[Stored records]

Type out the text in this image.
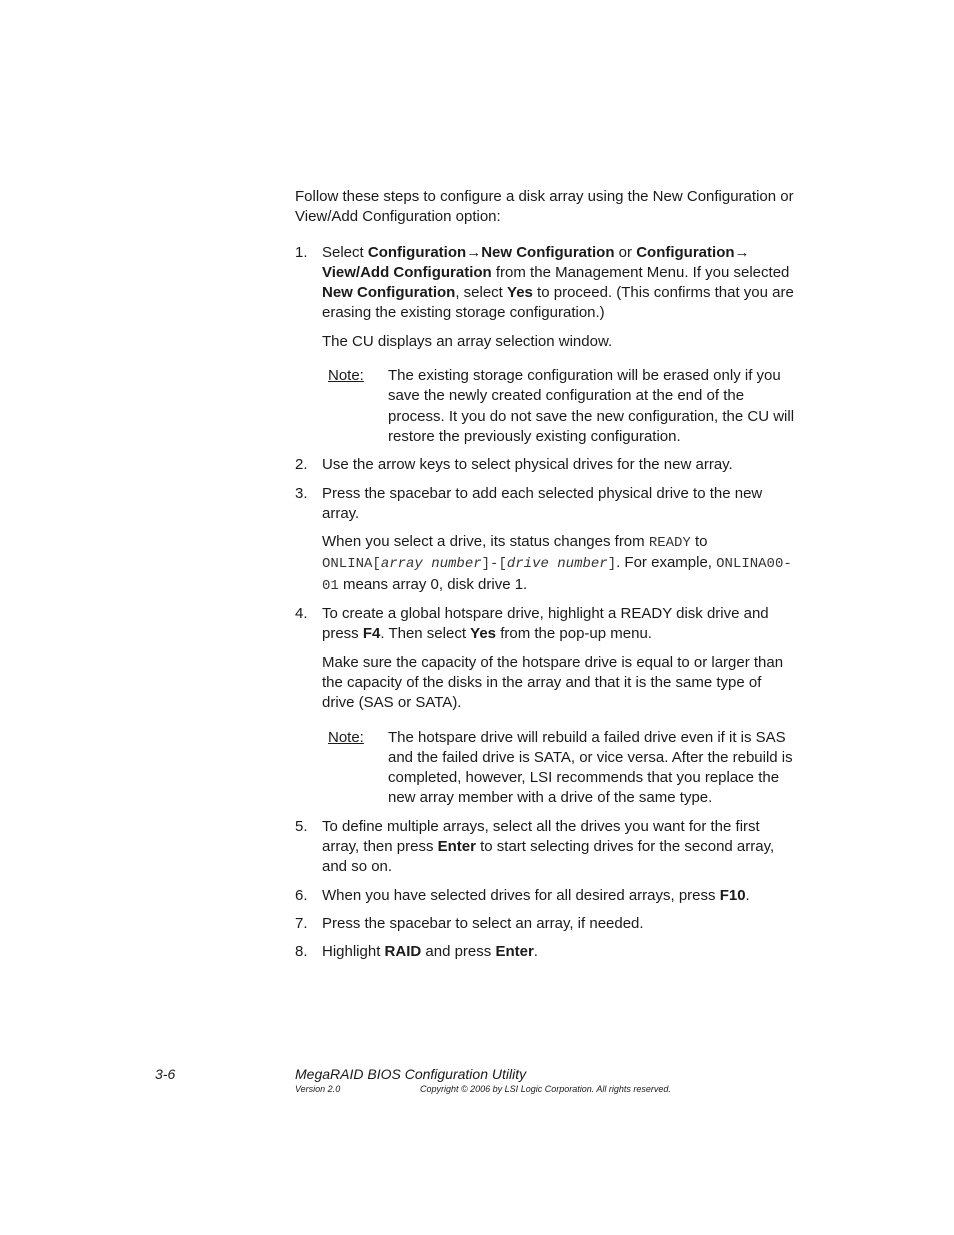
Follow these steps to configure a disk array using the New Configuration or View/Add Configuration option:

1. Select Configuration→New Configuration or Configuration→ View/Add Configuration from the Management Menu. If you selected New Configuration, select Yes to proceed. (This confirms that you are erasing the existing storage configuration.)

The CU displays an array selection window.

Note: The existing storage configuration will be erased only if you save the newly created configuration at the end of the process. It you do not save the new configuration, the CU will restore the previously existing configuration.

2. Use the arrow keys to select physical drives for the new array.

3. Press the spacebar to add each selected physical drive to the new array.

When you select a drive, its status changes from READY to ONLINA[array number]-[drive number]. For example, ONLINA00-01 means array 0, disk drive 1.

4. To create a global hotspare drive, highlight a READY disk drive and press F4. Then select Yes from the pop-up menu.

Make sure the capacity of the hotspare drive is equal to or larger than the capacity of the disks in the array and that it is the same type of drive (SAS or SATA).

Note: The hotspare drive will rebuild a failed drive even if it is SAS and the failed drive is SATA, or vice versa. After the rebuild is completed, however, LSI recommends that you replace the new array member with a drive of the same type.

5. To define multiple arrays, select all the drives you want for the first array, then press Enter to start selecting drives for the second array, and so on.

6. When you have selected drives for all desired arrays, press F10.

7. Press the spacebar to select an array, if needed.

8. Highlight RAID and press Enter.

3-6	MegaRAID BIOS Configuration Utility
Version 2.0	Copyright © 2006 by LSI Logic Corporation. All rights reserved.
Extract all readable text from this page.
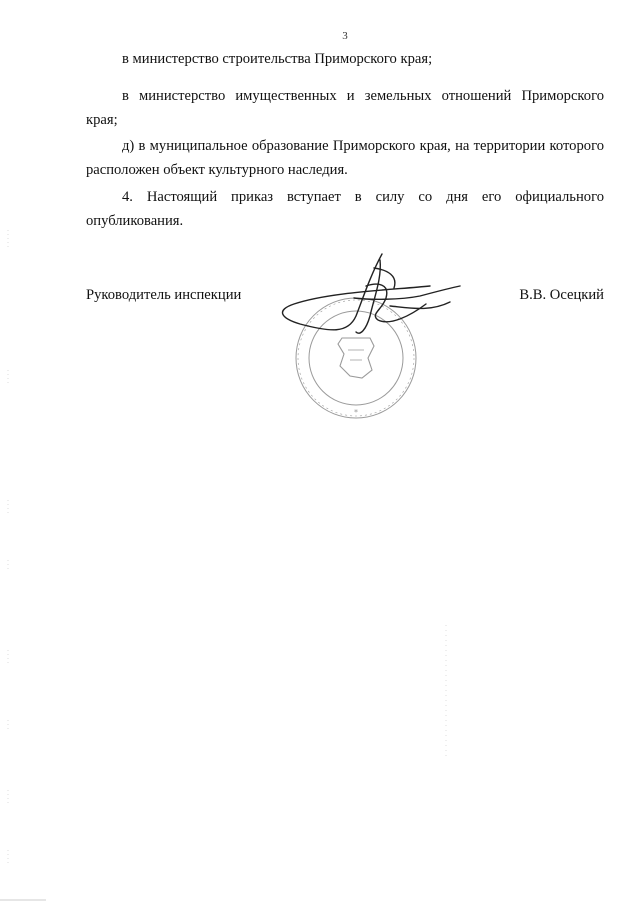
3
в министерство строительства Приморского края;
в министерство имущественных и земельных отношений Приморского
края;
д) в муниципальное образование Приморского края, на территории которого расположен объект культурного наследия.
4. Настоящий приказ вступает в силу со дня его официального опубликования.
Руководитель инспекции	В.В. Осецкий
*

Task requirements: Copy all the entries word for word. Omit any pictures.

Problem solution:
Type out the text in this image.
Follow these steps to configure a disk array using the New Configuration or View/Add Configuration option:

1. Select Configuration→New Configuration or Configuration→ View/Add Configuration from the Management Menu. If you selected New Configuration, select Yes to proceed. (This confirms that you are erasing the existing storage configuration.)

The CU displays an array selection window.

Note: The existing storage configuration will be erased only if you save the newly created configuration at the end of the process. It you do not save the new configuration, the CU will restore the previously existing configuration.

2. Use the arrow keys to select physical drives for the new array.

3. Press the spacebar to add each selected physical drive to the new array.

When you select a drive, its status changes from READY to ONLINA[array number]-[drive number]. For example, ONLINA00-01 means array 0, disk drive 1.

4. To create a global hotspare drive, highlight a READY disk drive and press F4. Then select Yes from the pop-up menu.

Make sure the capacity of the hotspare drive is equal to or larger than the capacity of the disks in the array and that it is the same type of drive (SAS or SATA).

Note: The hotspare drive will rebuild a failed drive even if it is SAS and the failed drive is SATA, or vice versa. After the rebuild is completed, however, LSI recommends that you replace the new array member with a drive of the same type.

5. To define multiple arrays, select all the drives you want for the first array, then press Enter to start selecting drives for the second array, and so on.

6. When you have selected drives for all desired arrays, press F10.

7. Press the spacebar to select an array, if needed.

8. Highlight RAID and press Enter.

3-6	MegaRAID BIOS Configuration Utility
Version 2.0	Copyright © 2006 by LSI Logic Corporation. All rights reserved.
Extract all readable text from this page.
3
в министерство строительства Приморского края;
в министерство имущественных и земельных отношений Приморского
края;
д) в муниципальное образование Приморского края, на территории которого расположен объект культурного наследия.
4. Настоящий приказ вступает в силу со дня его официального опубликования.
Руководитель инспекции	В.В. Осецкий
*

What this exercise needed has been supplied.